◆ What you will do ◆
Where a line holds the string "this", return that line.
— BEGIN —
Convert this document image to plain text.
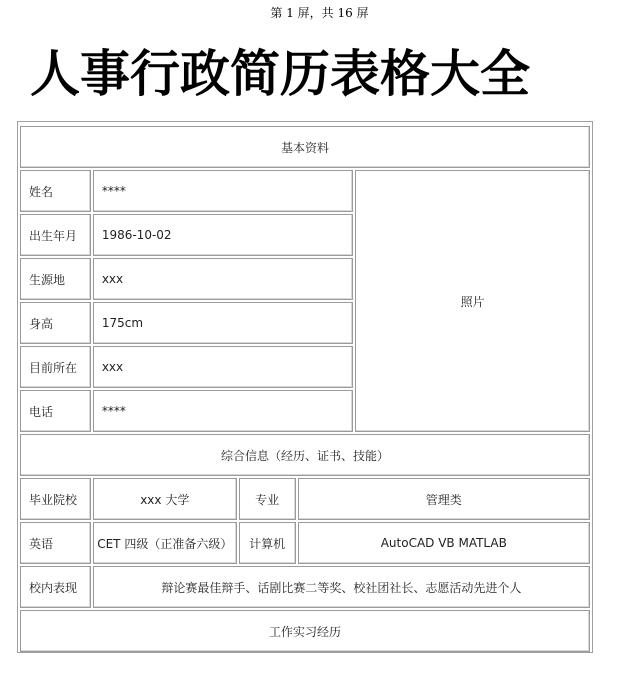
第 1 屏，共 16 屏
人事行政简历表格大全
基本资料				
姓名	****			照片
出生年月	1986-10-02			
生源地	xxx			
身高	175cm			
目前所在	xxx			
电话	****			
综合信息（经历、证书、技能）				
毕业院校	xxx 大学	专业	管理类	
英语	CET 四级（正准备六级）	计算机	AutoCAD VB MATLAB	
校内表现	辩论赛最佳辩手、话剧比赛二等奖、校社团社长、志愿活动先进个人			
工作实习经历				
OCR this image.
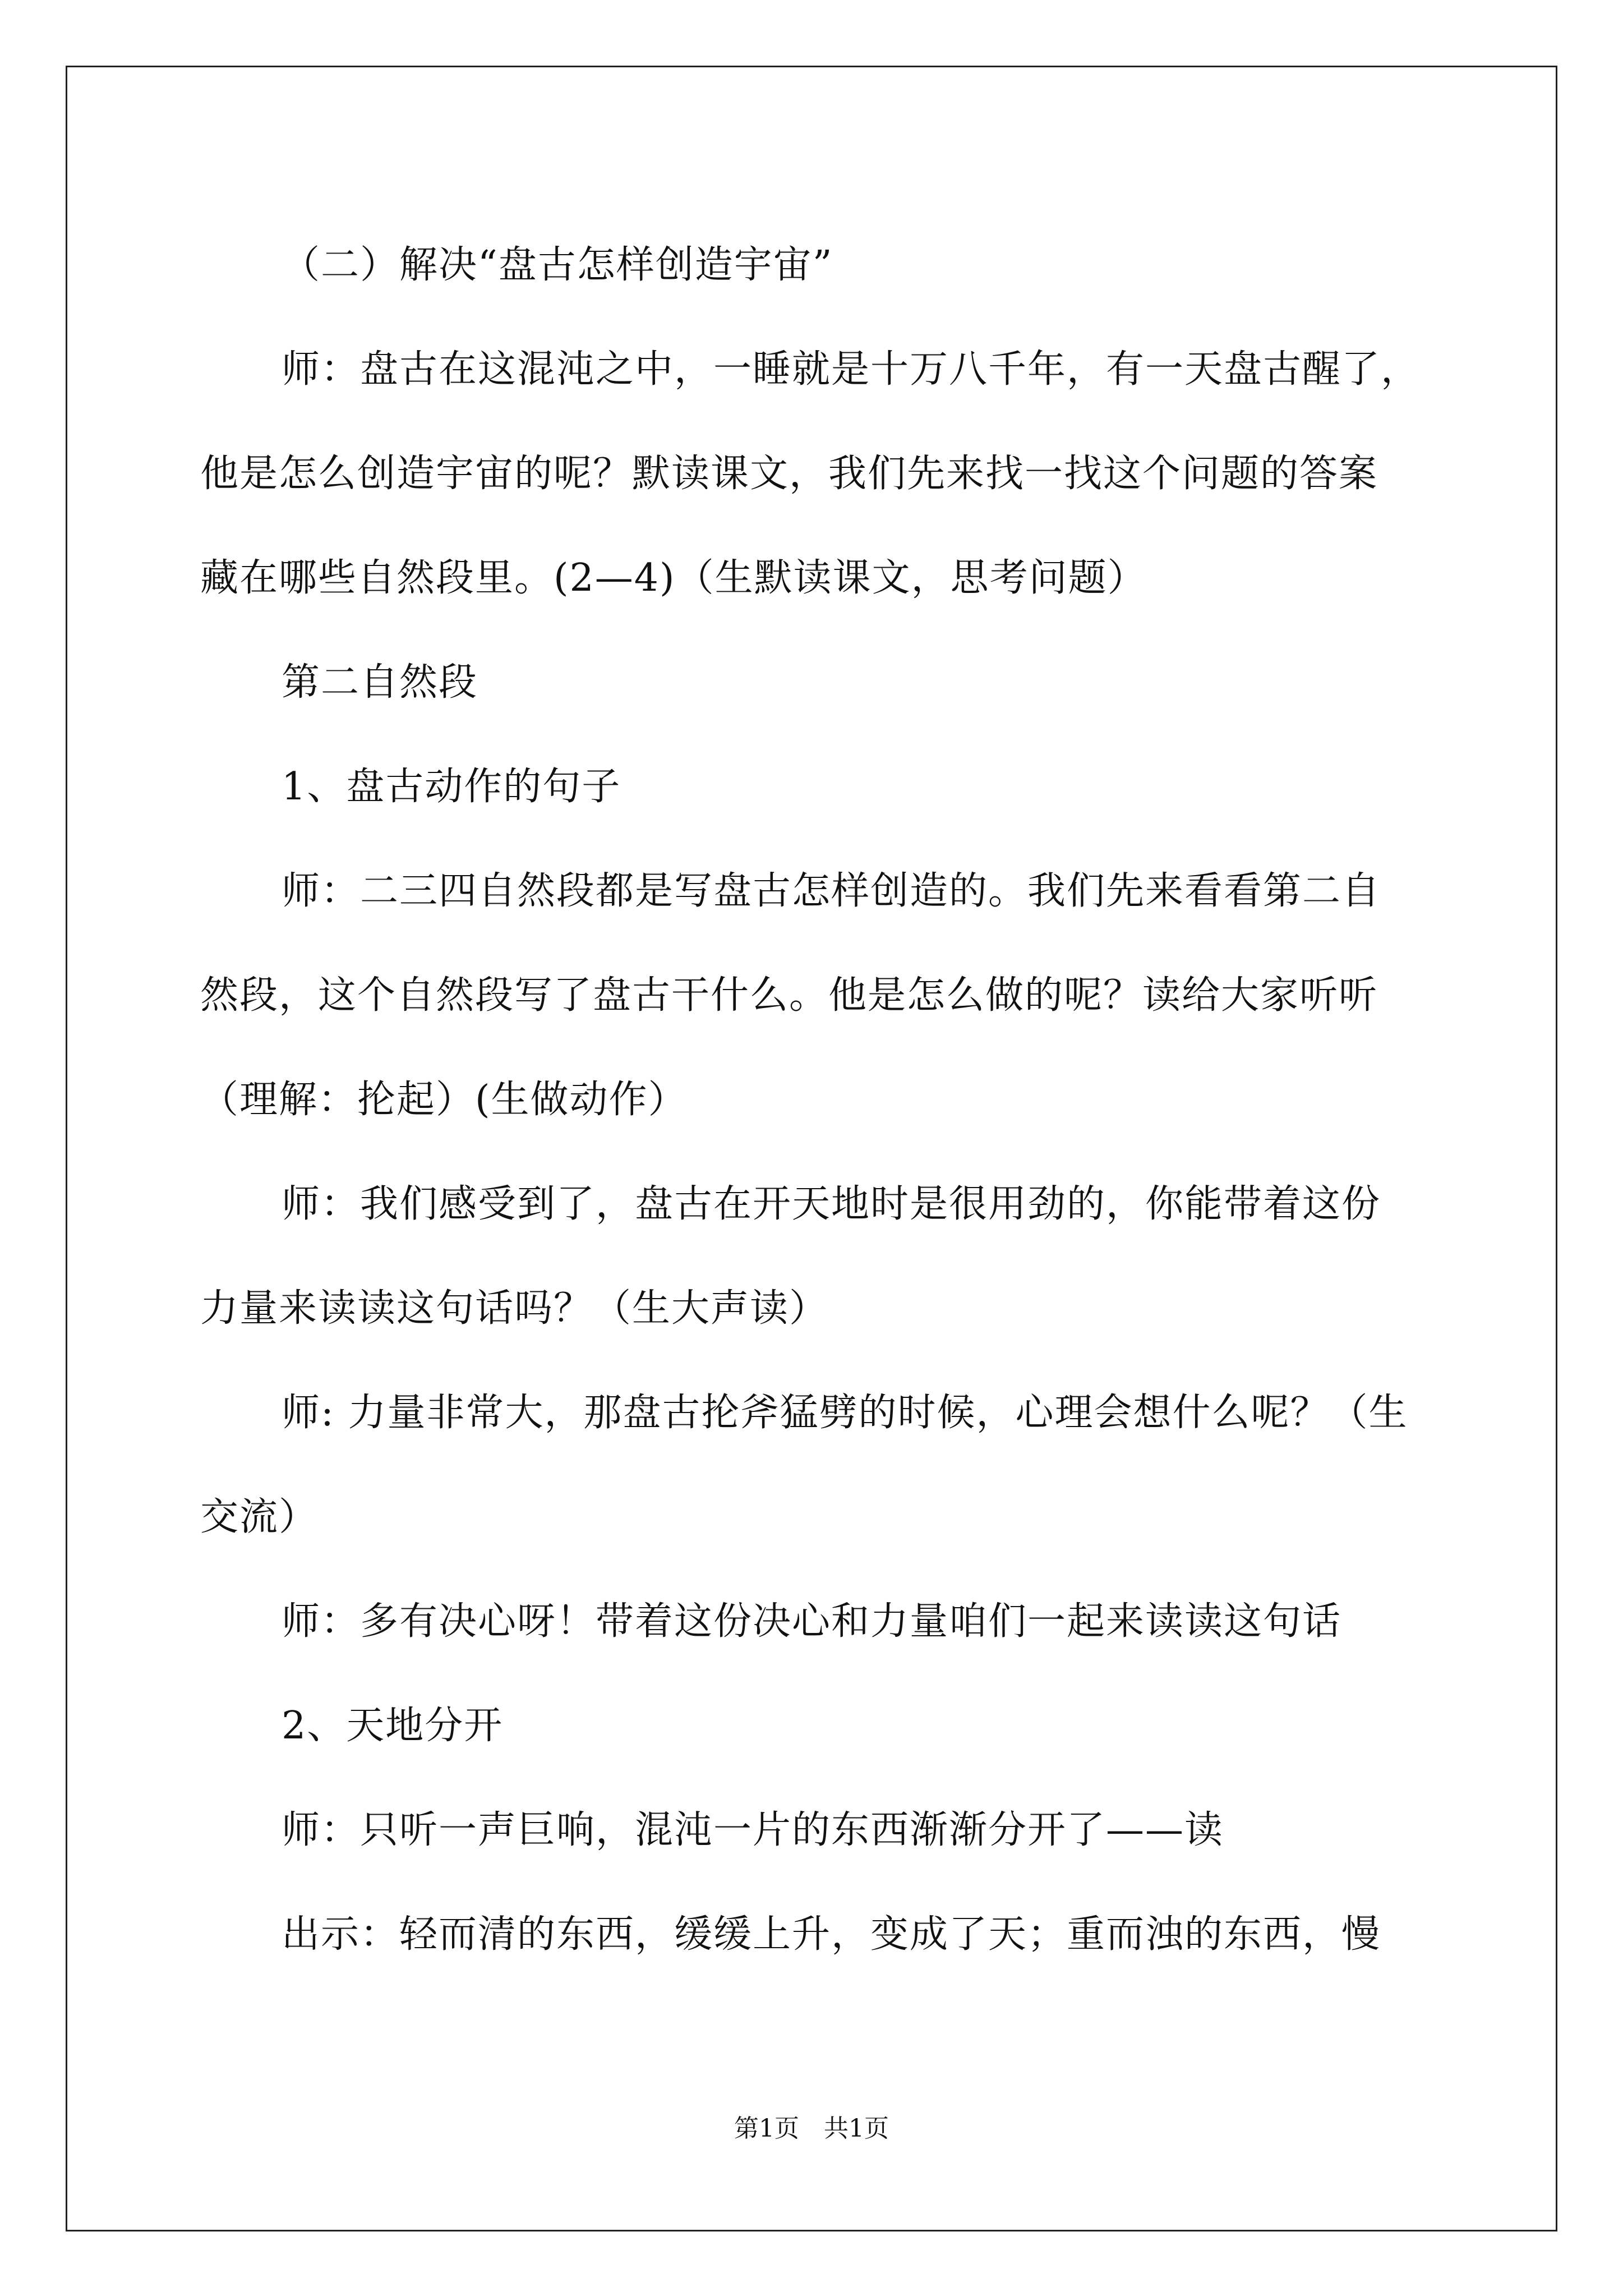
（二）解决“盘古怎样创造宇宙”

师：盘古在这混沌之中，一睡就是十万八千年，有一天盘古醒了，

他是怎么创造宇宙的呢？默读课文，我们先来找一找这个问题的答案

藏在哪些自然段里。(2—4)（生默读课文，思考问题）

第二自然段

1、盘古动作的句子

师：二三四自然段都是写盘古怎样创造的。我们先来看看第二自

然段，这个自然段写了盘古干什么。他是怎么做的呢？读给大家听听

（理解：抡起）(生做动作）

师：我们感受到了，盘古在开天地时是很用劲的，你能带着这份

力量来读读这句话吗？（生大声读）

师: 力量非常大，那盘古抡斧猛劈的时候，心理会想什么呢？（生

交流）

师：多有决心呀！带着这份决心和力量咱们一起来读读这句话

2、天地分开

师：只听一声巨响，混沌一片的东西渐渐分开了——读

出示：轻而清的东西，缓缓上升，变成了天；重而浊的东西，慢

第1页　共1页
— END —
◆ Answer below ◆
Convert this document image to plain text.
OCR this image.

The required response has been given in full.